→ **Given information**:
##########

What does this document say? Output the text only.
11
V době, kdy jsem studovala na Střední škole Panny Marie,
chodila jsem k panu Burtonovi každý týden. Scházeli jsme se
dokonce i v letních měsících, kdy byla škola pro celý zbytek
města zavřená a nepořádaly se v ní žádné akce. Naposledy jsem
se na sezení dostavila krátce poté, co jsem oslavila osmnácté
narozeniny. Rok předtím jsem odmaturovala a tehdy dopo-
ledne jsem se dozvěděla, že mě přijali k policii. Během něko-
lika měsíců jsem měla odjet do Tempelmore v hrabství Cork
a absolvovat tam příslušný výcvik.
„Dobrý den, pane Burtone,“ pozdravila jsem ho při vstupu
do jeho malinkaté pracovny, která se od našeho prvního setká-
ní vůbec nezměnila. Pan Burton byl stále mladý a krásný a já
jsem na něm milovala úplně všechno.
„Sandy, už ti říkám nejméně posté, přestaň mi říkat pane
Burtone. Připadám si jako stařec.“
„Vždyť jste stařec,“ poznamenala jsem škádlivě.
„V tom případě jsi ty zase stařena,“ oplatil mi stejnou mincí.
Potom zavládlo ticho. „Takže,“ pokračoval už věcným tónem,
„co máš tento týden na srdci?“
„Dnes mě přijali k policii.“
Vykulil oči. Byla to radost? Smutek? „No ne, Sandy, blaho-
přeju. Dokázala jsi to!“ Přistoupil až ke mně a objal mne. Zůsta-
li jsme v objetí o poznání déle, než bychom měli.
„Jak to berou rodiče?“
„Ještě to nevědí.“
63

##########

→ **Directions for this task**: Each line of the listing should be copied exactly.

→ **The answer**:
What does this document say? Output the text only.
11
V době, kdy jsem studovala na Střední škole Panny Marie,
chodila jsem k panu Burtonovi každý týden. Scházeli jsme se
dokonce i v letních měsících, kdy byla škola pro celý zbytek
města zavřená a nepořádaly se v ní žádné akce. Naposledy jsem
se na sezení dostavila krátce poté, co jsem oslavila osmnácté
narozeniny. Rok předtím jsem odmaturovala a tehdy dopo-
ledne jsem se dozvěděla, že mě přijali k policii. Během něko-
lika měsíců jsem měla odjet do Tempelmore v hrabství Cork
a absolvovat tam příslušný výcvik.
„Dobrý den, pane Burtone,“ pozdravila jsem ho při vstupu
do jeho malinkaté pracovny, která se od našeho prvního setká-
ní vůbec nezměnila. Pan Burton byl stále mladý a krásný a já
jsem na něm milovala úplně všechno.
„Sandy, už ti říkám nejméně posté, přestaň mi říkat pane
Burtone. Připadám si jako stařec.“
„Vždyť jste stařec,“ poznamenala jsem škádlivě.
„V tom případě jsi ty zase stařena,“ oplatil mi stejnou mincí.
Potom zavládlo ticho. „Takže,“ pokračoval už věcným tónem,
„co máš tento týden na srdci?“
„Dnes mě přijali k policii.“
Vykulil oči. Byla to radost? Smutek? „No ne, Sandy, blaho-
přeju. Dokázala jsi to!“ Přistoupil až ke mně a objal mne. Zůsta-
li jsme v objetí o poznání déle, než bychom měli.
„Jak to berou rodiče?“
„Ještě to nevědí.“
63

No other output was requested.